Exercise goal: Leave out the pictures; transcribe all else exactly.

--- Begin Available records ---

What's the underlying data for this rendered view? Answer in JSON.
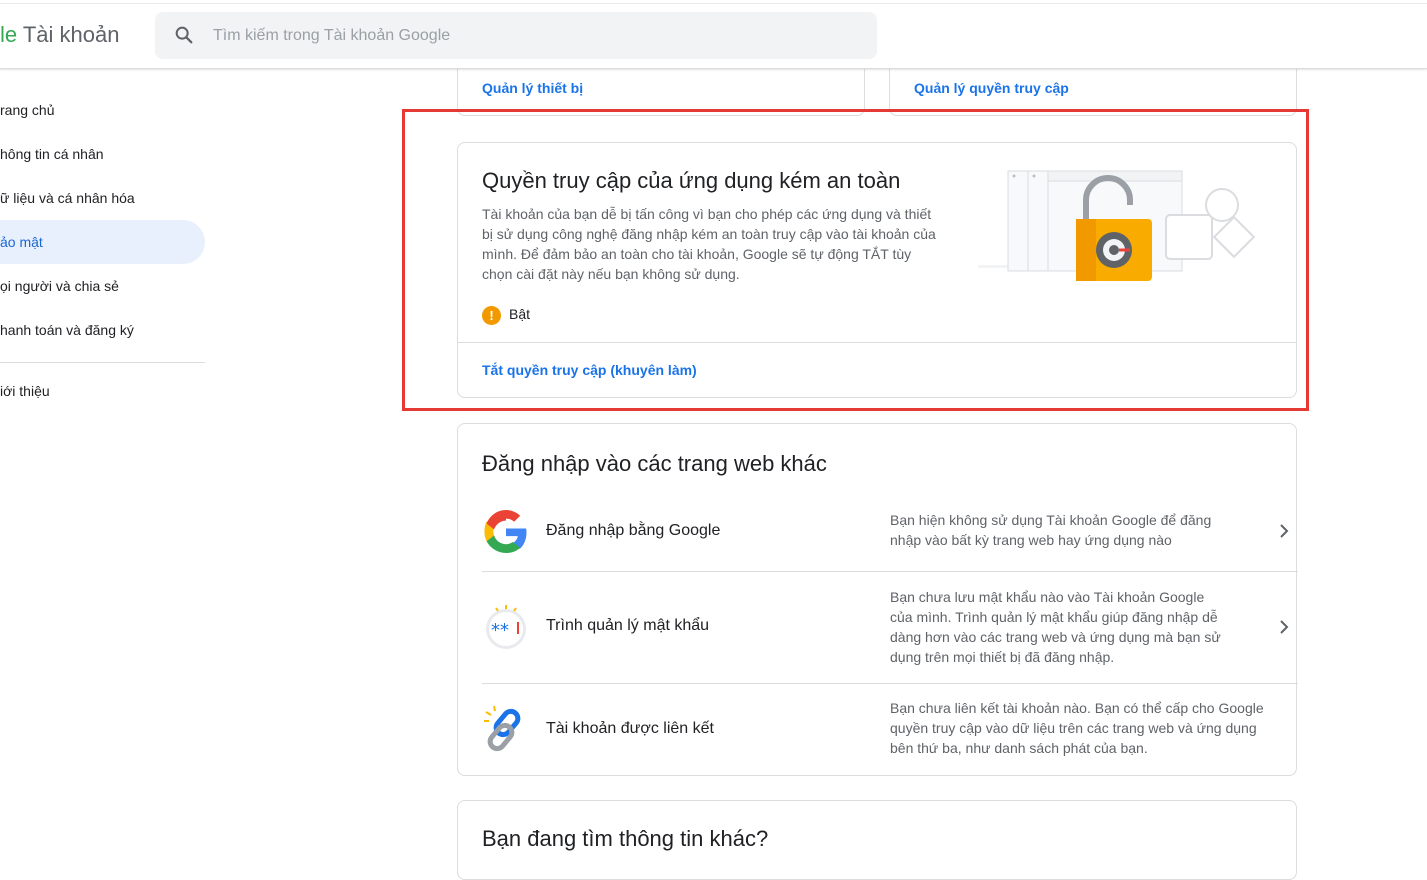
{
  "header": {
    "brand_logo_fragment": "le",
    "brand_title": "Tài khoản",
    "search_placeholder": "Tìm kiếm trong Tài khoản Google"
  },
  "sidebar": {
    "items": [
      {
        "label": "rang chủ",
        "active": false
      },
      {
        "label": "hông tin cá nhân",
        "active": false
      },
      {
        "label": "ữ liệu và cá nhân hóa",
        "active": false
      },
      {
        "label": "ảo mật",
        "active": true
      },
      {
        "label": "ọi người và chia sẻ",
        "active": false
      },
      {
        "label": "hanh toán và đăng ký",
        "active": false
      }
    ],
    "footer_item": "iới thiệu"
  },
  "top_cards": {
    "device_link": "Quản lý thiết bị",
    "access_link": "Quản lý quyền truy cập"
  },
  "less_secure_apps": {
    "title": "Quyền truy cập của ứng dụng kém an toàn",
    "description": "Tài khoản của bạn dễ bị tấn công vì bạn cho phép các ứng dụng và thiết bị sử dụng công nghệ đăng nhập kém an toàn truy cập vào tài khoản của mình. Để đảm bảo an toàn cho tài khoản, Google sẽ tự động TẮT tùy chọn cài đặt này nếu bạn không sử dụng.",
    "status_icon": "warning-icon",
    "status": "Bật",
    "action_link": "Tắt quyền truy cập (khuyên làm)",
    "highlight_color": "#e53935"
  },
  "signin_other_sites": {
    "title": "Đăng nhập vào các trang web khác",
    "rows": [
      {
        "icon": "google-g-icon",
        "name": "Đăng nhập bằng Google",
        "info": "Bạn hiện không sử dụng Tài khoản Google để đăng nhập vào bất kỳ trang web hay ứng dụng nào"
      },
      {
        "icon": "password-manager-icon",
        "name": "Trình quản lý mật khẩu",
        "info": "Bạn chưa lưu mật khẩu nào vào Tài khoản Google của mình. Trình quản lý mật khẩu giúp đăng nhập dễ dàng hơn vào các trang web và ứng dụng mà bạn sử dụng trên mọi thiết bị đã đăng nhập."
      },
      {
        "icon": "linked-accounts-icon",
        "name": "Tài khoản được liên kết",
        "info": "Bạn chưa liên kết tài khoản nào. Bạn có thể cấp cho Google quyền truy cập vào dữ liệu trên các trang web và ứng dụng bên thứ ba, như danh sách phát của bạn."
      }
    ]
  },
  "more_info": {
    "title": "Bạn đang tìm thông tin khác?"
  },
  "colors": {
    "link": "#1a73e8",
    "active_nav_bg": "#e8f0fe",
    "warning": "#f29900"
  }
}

--- End Available records ---

Correct answer:
What's the underlying data for this rendered view? Answer in JSON.
{
  "header": {
    "brand_logo_fragment": "le",
    "brand_title": "Tài khoản",
    "search_placeholder": "Tìm kiếm trong Tài khoản Google"
  },
  "sidebar": {
    "items": [
      {
        "label": "rang chủ",
        "active": false
      },
      {
        "label": "hông tin cá nhân",
        "active": false
      },
      {
        "label": "ữ liệu và cá nhân hóa",
        "active": false
      },
      {
        "label": "ảo mật",
        "active": true
      },
      {
        "label": "ọi người và chia sẻ",
        "active": false
      },
      {
        "label": "hanh toán và đăng ký",
        "active": false
      }
    ],
    "footer_item": "iới thiệu"
  },
  "top_cards": {
    "device_link": "Quản lý thiết bị",
    "access_link": "Quản lý quyền truy cập"
  },
  "less_secure_apps": {
    "title": "Quyền truy cập của ứng dụng kém an toàn",
    "description": "Tài khoản của bạn dễ bị tấn công vì bạn cho phép các ứng dụng và thiết bị sử dụng công nghệ đăng nhập kém an toàn truy cập vào tài khoản của mình. Để đảm bảo an toàn cho tài khoản, Google sẽ tự động TẮT tùy chọn cài đặt này nếu bạn không sử dụng.",
    "status_icon": "warning-icon",
    "status": "Bật",
    "action_link": "Tắt quyền truy cập (khuyên làm)",
    "highlight_color": "#e53935"
  },
  "signin_other_sites": {
    "title": "Đăng nhập vào các trang web khác",
    "rows": [
      {
        "icon": "google-g-icon",
        "name": "Đăng nhập bằng Google",
        "info": "Bạn hiện không sử dụng Tài khoản Google để đăng nhập vào bất kỳ trang web hay ứng dụng nào"
      },
      {
        "icon": "password-manager-icon",
        "name": "Trình quản lý mật khẩu",
        "info": "Bạn chưa lưu mật khẩu nào vào Tài khoản Google của mình. Trình quản lý mật khẩu giúp đăng nhập dễ dàng hơn vào các trang web và ứng dụng mà bạn sử dụng trên mọi thiết bị đã đăng nhập."
      },
      {
        "icon": "linked-accounts-icon",
        "name": "Tài khoản được liên kết",
        "info": "Bạn chưa liên kết tài khoản nào. Bạn có thể cấp cho Google quyền truy cập vào dữ liệu trên các trang web và ứng dụng bên thứ ba, như danh sách phát của bạn."
      }
    ]
  },
  "more_info": {
    "title": "Bạn đang tìm thông tin khác?"
  },
  "colors": {
    "link": "#1a73e8",
    "active_nav_bg": "#e8f0fe",
    "warning": "#f29900"
  }
}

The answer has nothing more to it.